In the records that follow, show each line where the word "도교육청에" is present.

[Lines of data]
⟨
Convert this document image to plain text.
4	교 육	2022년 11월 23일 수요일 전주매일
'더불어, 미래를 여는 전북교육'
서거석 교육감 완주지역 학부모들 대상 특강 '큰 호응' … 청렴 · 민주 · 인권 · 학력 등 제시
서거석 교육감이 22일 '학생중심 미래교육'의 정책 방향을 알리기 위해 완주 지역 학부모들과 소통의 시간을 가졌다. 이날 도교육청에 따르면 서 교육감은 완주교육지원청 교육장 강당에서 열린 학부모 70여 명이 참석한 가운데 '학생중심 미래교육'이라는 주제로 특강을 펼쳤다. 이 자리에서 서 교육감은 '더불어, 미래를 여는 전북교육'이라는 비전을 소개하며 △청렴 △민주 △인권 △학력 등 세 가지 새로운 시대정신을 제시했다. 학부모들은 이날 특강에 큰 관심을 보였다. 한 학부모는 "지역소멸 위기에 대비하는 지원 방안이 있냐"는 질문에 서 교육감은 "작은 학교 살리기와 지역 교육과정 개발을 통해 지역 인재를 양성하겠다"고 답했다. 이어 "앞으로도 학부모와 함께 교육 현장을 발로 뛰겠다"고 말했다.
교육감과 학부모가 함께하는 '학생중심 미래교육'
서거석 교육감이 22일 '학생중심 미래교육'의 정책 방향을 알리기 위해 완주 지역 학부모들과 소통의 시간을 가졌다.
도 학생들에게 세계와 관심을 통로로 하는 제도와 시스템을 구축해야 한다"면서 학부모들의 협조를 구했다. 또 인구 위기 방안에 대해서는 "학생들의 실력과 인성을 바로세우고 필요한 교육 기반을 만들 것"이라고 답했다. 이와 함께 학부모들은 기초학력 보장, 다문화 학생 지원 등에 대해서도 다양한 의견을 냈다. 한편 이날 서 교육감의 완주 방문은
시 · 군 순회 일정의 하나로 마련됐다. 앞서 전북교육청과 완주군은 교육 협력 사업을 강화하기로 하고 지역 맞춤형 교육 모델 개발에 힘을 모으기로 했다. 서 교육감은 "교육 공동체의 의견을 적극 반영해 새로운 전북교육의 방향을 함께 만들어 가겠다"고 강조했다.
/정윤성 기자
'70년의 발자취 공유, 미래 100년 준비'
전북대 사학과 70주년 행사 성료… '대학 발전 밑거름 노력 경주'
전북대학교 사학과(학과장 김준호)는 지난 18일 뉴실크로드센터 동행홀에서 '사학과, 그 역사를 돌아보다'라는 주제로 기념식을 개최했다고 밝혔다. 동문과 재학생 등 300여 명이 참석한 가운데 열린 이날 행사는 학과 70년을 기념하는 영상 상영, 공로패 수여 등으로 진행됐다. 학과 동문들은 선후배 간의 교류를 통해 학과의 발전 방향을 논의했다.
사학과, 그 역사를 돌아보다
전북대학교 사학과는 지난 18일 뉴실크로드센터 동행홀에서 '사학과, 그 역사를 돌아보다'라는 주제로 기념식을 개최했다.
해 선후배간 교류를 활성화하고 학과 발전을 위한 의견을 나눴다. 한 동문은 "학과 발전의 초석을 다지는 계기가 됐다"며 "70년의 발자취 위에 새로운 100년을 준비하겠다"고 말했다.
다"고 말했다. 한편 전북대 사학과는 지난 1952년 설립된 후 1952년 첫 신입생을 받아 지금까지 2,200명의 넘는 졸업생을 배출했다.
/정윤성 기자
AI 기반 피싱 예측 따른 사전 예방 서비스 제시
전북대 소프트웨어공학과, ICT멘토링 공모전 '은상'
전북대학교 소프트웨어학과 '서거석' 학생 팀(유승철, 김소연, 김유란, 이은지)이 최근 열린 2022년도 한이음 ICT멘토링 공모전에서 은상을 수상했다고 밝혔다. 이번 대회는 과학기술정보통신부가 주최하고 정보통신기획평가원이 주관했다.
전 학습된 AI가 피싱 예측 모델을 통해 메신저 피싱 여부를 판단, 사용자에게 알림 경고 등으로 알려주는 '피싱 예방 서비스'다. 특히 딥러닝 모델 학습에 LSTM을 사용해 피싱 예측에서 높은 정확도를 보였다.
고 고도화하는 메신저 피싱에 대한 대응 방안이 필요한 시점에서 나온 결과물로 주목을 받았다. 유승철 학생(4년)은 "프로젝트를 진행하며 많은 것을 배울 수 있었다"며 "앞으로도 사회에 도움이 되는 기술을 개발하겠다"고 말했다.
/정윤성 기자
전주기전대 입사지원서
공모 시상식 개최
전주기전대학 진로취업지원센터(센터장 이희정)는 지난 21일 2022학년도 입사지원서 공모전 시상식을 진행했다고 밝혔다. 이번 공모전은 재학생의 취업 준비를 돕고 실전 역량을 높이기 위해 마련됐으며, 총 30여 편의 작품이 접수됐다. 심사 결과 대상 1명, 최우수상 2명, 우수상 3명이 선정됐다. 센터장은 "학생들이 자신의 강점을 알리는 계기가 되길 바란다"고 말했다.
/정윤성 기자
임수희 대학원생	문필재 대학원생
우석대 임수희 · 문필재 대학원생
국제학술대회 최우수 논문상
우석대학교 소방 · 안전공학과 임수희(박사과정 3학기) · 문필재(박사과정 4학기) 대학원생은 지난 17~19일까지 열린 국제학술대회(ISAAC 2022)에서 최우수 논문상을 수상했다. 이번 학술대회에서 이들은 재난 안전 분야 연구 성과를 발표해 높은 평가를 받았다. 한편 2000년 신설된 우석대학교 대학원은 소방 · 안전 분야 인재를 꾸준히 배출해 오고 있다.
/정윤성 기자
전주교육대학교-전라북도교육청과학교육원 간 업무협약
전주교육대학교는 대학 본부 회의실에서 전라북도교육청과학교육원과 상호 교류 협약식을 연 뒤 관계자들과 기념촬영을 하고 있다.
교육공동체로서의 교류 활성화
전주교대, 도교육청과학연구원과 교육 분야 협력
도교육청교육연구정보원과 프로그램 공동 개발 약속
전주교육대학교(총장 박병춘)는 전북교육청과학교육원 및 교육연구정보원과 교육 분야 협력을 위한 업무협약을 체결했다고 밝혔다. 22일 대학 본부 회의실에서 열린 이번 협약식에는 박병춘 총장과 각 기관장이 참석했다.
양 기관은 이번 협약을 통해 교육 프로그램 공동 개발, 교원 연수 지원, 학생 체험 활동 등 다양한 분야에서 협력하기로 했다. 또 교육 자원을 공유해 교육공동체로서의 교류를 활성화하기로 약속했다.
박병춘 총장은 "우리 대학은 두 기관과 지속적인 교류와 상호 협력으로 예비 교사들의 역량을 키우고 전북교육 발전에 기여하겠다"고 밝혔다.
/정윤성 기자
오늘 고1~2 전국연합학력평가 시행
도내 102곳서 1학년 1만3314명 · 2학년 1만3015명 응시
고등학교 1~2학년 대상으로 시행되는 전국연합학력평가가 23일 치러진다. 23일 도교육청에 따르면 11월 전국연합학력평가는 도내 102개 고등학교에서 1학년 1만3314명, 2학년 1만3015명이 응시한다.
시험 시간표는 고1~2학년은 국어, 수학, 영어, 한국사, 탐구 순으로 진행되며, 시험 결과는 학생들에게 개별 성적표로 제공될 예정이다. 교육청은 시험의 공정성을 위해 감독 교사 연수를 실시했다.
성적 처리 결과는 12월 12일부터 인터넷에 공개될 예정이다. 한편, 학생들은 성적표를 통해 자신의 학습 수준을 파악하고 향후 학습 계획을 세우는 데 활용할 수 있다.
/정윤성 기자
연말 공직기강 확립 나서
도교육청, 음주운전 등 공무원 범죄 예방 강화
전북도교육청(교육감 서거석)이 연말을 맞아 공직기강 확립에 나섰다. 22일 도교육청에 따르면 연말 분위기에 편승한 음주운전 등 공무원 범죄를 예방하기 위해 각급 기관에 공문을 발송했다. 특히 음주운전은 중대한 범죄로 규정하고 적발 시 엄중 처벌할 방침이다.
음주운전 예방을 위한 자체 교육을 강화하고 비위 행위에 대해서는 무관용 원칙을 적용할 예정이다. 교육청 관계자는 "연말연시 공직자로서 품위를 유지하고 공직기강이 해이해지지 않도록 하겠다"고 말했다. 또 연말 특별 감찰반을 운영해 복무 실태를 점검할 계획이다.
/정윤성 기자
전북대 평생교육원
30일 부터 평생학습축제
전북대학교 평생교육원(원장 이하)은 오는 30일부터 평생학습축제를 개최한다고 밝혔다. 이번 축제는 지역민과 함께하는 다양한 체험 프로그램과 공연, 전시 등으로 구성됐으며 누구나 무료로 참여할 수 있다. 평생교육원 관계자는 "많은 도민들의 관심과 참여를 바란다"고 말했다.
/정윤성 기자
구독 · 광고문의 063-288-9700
⟩
#### Full output
서거석 교육감이 22일 '학생중심 미래교육'의 정책 방향을 알리기 위해 완주 지역 학부모들과 소통의 시간을 가졌다. 이날 도교육청에 따르면 서 교육감은 완주교육지원청 교육장 강당에서 열린 학부모 70여 명이 참석한 가운데 '학생중심 미래교육'이라는 주제로 특강을 펼쳤다. 이 자리에서 서 교육감은 '더불어, 미래를 여는 전북교육'이라는 비전을 소개하며 △청렴 △민주 △인권 △학력 등 세 가지 새로운 시대정신을 제시했다. 학부모들은 이날 특강에 큰 관심을 보였다. 한 학부모는 "지역소멸 위기에 대비하는 지원 방안이 있냐"는 질문에 서 교육감은 "작은 학교 살리기와 지역 교육과정 개발을 통해 지역 인재를 양성하겠다"고 답했다. 이어 "앞으로도 학부모와 함께 교육 현장을 발로 뛰겠다"고 말했다.
고등학교 1~2학년 대상으로 시행되는 전국연합학력평가가 23일 치러진다. 23일 도교육청에 따르면 11월 전국연합학력평가는 도내 102개 고등학교에서 1학년 1만3314명, 2학년 1만3015명이 응시한다.
전북도교육청(교육감 서거석)이 연말을 맞아 공직기강 확립에 나섰다. 22일 도교육청에 따르면 연말 분위기에 편승한 음주운전 등 공무원 범죄를 예방하기 위해 각급 기관에 공문을 발송했다. 특히 음주운전은 중대한 범죄로 규정하고 적발 시 엄중 처벌할 방침이다.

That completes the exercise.